:: Material

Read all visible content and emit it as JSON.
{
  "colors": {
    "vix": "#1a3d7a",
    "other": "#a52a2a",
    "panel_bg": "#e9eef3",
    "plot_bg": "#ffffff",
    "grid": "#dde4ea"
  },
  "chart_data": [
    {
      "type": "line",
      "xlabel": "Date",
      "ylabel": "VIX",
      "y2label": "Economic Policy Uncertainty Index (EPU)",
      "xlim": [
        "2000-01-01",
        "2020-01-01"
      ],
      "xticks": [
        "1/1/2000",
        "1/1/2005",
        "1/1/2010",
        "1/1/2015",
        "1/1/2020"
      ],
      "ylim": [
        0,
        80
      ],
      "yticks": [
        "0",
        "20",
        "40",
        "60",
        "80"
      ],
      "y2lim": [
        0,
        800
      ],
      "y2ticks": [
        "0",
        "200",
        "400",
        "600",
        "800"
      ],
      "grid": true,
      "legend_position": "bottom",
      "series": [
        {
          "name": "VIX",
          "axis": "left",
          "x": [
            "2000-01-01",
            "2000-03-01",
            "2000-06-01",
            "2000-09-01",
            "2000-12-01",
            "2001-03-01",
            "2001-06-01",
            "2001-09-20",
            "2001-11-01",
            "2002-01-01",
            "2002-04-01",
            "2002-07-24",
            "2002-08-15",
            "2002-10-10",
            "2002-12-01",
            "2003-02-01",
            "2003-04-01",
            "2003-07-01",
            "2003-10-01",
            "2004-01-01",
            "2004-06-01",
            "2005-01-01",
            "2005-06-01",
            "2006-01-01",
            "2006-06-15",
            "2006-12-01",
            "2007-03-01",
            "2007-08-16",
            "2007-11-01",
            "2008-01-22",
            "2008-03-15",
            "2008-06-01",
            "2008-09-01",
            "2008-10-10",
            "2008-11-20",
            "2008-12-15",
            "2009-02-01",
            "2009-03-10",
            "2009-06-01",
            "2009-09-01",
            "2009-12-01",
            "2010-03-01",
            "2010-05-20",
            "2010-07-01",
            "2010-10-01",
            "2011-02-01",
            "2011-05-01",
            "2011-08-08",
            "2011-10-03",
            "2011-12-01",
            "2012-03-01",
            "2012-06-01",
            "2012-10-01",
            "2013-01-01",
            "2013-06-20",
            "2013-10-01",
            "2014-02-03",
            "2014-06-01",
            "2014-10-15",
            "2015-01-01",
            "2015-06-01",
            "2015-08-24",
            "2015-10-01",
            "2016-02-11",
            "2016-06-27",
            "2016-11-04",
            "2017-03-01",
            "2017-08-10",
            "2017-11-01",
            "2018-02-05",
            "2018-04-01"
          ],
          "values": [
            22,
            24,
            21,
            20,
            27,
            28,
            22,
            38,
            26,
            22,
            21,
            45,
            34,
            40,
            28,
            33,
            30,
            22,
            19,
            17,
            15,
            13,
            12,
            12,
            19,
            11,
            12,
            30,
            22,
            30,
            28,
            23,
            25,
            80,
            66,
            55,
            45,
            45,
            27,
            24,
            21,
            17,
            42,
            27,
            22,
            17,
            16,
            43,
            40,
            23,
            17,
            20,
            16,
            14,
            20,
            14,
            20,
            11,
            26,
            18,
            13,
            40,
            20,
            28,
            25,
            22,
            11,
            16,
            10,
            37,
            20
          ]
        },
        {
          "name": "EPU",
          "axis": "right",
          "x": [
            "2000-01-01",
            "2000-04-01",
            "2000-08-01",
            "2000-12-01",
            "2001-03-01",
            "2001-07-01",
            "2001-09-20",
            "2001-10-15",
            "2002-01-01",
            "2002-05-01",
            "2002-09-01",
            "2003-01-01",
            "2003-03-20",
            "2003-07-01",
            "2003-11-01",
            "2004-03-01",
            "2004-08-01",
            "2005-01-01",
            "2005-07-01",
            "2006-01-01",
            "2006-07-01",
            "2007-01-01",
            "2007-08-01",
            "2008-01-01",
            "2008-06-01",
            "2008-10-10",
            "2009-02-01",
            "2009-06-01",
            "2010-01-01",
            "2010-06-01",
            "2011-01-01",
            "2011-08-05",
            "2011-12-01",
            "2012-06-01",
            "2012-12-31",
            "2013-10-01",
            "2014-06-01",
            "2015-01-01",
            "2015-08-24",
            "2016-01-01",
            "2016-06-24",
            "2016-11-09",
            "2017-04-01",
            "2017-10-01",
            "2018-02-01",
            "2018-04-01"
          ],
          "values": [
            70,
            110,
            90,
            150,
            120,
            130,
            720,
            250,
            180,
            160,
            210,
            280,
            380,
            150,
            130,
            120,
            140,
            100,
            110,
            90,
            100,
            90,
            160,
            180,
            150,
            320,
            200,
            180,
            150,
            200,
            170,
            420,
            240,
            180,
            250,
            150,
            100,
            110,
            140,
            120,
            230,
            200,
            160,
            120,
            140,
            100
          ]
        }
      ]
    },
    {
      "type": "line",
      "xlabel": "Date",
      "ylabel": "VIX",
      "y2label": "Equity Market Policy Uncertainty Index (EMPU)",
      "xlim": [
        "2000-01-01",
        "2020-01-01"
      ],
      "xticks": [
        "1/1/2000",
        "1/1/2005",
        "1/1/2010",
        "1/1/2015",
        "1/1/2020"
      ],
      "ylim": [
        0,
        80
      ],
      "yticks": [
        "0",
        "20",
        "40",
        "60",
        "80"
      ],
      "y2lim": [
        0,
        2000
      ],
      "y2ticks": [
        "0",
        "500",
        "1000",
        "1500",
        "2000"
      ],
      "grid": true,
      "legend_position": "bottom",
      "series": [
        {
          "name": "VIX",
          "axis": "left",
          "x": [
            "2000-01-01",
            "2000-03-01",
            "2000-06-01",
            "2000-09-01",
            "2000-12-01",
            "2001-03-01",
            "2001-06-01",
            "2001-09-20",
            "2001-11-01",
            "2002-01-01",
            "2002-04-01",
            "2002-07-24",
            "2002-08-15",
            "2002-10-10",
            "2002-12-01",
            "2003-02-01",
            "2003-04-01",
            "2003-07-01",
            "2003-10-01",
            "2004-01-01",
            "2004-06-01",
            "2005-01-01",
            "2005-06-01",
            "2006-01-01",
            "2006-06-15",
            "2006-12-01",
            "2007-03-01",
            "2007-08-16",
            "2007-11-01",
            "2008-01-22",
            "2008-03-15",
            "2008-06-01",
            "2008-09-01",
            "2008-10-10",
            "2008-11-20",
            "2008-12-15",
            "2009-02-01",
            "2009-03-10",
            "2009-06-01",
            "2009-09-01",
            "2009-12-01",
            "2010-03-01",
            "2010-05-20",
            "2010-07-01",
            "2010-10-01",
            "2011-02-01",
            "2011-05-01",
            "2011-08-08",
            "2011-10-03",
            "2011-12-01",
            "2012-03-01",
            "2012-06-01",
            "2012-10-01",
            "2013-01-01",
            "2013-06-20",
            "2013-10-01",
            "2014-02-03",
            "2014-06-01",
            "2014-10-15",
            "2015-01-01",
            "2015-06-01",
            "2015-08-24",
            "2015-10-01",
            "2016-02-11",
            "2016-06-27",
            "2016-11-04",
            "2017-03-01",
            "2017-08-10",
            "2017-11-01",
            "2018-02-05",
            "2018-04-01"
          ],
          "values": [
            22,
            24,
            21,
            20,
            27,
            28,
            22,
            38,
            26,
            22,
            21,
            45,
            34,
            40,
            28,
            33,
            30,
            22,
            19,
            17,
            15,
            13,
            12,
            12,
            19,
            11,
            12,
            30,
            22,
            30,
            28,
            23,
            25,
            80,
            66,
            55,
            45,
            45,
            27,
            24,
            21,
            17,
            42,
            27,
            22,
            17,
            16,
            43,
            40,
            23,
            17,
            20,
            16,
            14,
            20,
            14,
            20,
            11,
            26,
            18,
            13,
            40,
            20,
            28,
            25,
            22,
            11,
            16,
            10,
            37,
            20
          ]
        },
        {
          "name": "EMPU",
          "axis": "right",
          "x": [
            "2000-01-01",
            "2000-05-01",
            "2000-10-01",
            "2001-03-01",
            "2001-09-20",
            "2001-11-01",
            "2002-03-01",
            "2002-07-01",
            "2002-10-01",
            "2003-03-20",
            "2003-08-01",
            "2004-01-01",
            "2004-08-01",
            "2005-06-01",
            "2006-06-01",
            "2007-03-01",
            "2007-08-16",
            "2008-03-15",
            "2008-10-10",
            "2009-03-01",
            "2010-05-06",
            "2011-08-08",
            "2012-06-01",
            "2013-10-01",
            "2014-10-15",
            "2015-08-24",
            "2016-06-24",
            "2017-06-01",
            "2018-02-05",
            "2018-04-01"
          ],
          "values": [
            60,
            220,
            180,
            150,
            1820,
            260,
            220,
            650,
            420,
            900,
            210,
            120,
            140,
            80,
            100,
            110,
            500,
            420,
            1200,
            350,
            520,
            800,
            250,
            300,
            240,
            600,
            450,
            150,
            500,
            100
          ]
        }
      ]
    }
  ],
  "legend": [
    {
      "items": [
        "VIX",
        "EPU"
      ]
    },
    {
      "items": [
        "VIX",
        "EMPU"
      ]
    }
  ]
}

::::

-- The problem --
Which lines hold the word "Policy"? Show each one.

-- Complete output --
      "y2label": "Economic Policy Uncertainty Index (EPU)",
      "y2label": "Equity Market Policy Uncertainty Index (EMPU)",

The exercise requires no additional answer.